--- BEGIN SUPPLIED DATA ---
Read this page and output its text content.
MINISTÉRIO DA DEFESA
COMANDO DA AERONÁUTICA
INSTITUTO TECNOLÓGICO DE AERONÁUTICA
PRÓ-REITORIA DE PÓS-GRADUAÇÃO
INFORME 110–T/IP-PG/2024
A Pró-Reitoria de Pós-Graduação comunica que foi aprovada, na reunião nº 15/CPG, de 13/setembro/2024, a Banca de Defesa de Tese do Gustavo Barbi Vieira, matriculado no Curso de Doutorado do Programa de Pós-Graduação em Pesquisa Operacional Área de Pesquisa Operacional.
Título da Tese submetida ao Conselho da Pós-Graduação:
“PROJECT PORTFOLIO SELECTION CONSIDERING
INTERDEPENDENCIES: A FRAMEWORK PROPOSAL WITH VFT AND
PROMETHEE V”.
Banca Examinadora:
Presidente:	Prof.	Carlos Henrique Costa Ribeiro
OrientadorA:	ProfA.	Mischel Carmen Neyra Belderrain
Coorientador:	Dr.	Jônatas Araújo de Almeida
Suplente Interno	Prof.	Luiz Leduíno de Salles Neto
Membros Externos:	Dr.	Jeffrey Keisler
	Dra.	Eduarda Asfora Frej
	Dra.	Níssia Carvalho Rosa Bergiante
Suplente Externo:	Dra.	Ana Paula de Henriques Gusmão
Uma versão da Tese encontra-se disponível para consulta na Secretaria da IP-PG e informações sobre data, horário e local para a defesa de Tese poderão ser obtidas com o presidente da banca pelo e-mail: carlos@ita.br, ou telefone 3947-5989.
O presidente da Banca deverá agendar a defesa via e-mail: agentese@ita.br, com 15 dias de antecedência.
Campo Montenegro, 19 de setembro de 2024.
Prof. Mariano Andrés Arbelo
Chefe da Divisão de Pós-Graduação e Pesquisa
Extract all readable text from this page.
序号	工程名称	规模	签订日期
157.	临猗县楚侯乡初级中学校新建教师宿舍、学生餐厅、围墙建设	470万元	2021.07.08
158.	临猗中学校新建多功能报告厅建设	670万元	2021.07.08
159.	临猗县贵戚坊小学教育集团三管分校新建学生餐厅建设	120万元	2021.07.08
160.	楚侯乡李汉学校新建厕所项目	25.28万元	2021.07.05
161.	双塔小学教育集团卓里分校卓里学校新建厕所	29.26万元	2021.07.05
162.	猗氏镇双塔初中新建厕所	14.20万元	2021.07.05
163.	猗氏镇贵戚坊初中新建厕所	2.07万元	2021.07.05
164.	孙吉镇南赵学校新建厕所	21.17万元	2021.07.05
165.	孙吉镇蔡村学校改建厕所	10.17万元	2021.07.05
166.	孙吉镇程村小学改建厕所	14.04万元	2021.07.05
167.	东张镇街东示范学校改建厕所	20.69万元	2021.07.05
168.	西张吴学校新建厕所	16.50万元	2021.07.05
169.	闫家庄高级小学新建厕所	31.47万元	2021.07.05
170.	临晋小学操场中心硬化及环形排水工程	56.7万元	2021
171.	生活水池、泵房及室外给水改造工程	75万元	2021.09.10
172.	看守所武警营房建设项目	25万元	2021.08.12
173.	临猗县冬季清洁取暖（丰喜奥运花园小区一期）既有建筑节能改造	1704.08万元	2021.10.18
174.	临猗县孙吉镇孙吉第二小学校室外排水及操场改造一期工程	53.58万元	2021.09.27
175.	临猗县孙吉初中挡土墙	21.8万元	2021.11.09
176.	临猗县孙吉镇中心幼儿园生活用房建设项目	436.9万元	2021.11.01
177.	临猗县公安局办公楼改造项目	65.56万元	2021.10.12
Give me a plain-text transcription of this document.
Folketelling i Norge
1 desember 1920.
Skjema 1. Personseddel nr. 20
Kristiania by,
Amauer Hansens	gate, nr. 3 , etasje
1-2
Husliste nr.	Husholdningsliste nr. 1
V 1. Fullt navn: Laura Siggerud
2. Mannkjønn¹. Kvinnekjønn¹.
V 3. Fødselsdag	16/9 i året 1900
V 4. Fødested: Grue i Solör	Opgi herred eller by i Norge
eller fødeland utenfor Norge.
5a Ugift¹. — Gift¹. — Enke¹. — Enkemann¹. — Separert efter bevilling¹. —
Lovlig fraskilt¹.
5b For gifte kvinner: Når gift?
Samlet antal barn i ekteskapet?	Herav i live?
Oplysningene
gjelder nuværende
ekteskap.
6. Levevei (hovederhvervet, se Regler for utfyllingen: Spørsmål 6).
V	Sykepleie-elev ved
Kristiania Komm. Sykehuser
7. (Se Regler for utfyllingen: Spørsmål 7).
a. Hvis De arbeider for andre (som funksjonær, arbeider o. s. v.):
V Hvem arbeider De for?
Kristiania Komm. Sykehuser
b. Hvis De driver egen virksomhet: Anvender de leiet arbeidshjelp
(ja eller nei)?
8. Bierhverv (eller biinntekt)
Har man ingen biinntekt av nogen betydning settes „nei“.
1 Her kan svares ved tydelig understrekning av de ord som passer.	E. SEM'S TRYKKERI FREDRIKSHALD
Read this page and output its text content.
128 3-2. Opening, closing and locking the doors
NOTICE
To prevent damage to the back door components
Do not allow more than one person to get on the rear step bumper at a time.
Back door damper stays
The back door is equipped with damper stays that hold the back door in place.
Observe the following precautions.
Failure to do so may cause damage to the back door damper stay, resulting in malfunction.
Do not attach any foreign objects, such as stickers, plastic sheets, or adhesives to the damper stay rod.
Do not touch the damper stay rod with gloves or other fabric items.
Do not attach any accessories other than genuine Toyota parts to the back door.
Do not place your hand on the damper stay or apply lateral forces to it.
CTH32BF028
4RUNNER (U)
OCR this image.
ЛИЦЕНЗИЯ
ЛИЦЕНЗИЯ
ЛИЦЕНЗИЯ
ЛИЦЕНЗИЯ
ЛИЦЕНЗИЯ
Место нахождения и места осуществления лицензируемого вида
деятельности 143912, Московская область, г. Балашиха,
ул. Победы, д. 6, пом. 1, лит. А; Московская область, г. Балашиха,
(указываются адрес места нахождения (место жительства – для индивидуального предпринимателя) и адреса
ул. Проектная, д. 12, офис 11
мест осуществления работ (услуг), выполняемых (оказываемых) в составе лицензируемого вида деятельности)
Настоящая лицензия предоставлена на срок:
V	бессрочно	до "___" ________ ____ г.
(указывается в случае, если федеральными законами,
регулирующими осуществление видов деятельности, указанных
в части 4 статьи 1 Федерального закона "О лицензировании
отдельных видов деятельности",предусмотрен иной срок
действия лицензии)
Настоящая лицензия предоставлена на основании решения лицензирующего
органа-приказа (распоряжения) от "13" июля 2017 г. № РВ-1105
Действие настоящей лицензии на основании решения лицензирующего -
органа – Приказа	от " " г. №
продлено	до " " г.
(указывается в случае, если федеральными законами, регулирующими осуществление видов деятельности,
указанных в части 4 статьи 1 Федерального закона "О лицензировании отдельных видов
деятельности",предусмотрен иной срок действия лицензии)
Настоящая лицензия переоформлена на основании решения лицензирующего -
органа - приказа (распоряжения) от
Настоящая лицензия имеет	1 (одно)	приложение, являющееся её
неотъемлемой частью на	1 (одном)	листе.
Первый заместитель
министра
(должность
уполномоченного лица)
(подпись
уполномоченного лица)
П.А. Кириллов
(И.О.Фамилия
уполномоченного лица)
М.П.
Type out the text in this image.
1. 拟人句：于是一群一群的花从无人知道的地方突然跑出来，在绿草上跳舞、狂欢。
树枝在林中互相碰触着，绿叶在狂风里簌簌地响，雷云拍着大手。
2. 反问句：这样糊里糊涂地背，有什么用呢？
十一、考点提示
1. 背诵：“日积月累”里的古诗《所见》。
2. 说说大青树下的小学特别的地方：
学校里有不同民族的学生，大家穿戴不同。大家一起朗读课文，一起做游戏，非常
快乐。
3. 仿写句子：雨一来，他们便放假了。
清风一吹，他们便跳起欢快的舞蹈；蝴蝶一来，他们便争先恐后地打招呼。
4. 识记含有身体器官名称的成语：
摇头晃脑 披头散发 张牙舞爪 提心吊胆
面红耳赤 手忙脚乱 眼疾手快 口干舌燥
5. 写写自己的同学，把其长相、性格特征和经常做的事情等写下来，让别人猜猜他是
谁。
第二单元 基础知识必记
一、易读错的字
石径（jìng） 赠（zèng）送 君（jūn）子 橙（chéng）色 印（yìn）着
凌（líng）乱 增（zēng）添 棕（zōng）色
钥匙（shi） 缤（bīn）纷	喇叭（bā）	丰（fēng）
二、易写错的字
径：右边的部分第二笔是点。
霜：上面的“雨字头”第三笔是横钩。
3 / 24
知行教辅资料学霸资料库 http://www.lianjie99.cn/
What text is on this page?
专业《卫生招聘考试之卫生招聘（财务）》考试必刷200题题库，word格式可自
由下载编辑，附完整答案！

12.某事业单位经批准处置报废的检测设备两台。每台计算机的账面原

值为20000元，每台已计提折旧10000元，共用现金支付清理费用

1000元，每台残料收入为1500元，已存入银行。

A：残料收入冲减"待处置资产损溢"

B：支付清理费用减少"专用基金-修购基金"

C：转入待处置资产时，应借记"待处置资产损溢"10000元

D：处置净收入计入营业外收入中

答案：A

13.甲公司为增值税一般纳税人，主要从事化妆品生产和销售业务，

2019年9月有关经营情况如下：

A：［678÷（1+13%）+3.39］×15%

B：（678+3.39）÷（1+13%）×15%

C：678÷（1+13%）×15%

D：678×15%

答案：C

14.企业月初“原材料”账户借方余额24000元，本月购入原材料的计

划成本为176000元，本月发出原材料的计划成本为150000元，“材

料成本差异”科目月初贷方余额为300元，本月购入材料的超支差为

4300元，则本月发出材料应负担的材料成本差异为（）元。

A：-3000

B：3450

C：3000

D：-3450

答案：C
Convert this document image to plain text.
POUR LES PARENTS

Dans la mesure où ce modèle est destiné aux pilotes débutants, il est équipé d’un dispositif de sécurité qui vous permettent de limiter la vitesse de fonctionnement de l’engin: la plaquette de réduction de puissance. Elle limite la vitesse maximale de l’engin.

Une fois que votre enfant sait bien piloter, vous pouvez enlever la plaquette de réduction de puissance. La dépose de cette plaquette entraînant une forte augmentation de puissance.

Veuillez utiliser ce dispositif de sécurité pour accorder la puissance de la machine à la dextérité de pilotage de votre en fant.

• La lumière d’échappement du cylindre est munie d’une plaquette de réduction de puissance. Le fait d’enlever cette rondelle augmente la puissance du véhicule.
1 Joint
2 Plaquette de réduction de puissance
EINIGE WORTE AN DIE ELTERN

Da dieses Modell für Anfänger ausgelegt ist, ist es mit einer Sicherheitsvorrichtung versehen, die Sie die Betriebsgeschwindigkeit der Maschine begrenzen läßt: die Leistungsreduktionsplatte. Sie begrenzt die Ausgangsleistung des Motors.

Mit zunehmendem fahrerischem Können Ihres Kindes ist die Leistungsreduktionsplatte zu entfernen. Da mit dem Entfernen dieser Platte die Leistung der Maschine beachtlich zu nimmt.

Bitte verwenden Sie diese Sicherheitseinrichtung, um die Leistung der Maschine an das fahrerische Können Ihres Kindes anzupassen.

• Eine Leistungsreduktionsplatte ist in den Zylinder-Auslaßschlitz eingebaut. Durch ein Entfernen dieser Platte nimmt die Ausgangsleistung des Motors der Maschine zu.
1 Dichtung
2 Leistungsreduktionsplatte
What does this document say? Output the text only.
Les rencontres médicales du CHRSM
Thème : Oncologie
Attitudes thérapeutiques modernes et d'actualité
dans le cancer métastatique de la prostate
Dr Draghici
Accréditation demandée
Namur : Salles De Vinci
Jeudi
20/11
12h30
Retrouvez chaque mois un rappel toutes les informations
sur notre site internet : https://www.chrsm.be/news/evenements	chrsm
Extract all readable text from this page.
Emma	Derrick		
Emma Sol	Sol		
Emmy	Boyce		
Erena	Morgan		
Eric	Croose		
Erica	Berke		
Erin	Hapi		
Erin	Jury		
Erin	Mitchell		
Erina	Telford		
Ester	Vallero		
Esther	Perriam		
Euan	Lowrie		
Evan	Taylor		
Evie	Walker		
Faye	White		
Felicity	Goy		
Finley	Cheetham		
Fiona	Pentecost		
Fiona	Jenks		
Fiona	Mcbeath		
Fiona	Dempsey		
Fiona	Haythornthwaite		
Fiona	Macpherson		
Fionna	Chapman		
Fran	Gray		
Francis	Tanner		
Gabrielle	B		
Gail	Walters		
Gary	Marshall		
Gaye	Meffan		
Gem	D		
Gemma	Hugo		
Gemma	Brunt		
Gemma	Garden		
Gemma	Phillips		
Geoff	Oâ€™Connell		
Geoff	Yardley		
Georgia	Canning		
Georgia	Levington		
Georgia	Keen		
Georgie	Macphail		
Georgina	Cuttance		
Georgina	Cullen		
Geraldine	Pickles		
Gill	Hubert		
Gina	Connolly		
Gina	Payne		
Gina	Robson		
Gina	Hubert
--- END SUPPLIED DATA ---
## TASK GOAL
Reproduce exactly the line that holds "What does this", then every line after it, ending with the final line of the records above.

## ANSWER TO THE EXERCISE
What does this document say? Output the text only.
Les rencontres médicales du CHRSM
Thème : Oncologie
Attitudes thérapeutiques modernes et d'actualité
dans le cancer métastatique de la prostate
Dr Draghici
Accréditation demandée
Namur : Salles De Vinci
Jeudi
20/11
12h30
Retrouvez chaque mois un rappel toutes les informations
sur notre site internet : https://www.chrsm.be/news/evenements	chrsm
Extract all readable text from this page.
Emma	Derrick		
Emma Sol	Sol		
Emmy	Boyce		
Erena	Morgan		
Eric	Croose		
Erica	Berke		
Erin	Hapi		
Erin	Jury		
Erin	Mitchell		
Erina	Telford		
Ester	Vallero		
Esther	Perriam		
Euan	Lowrie		
Evan	Taylor		
Evie	Walker		
Faye	White		
Felicity	Goy		
Finley	Cheetham		
Fiona	Pentecost		
Fiona	Jenks		
Fiona	Mcbeath		
Fiona	Dempsey		
Fiona	Haythornthwaite		
Fiona	Macpherson		
Fionna	Chapman		
Fran	Gray		
Francis	Tanner		
Gabrielle	B		
Gail	Walters		
Gary	Marshall		
Gaye	Meffan		
Gem	D		
Gemma	Hugo		
Gemma	Brunt		
Gemma	Garden		
Gemma	Phillips		
Geoff	Oâ€™Connell		
Geoff	Yardley		
Georgia	Canning		
Georgia	Levington		
Georgia	Keen		
Georgie	Macphail		
Georgina	Cuttance		
Georgina	Cullen		
Geraldine	Pickles		
Gill	Hubert		
Gina	Connolly		
Gina	Payne		
Gina	Robson		
Gina	Hubert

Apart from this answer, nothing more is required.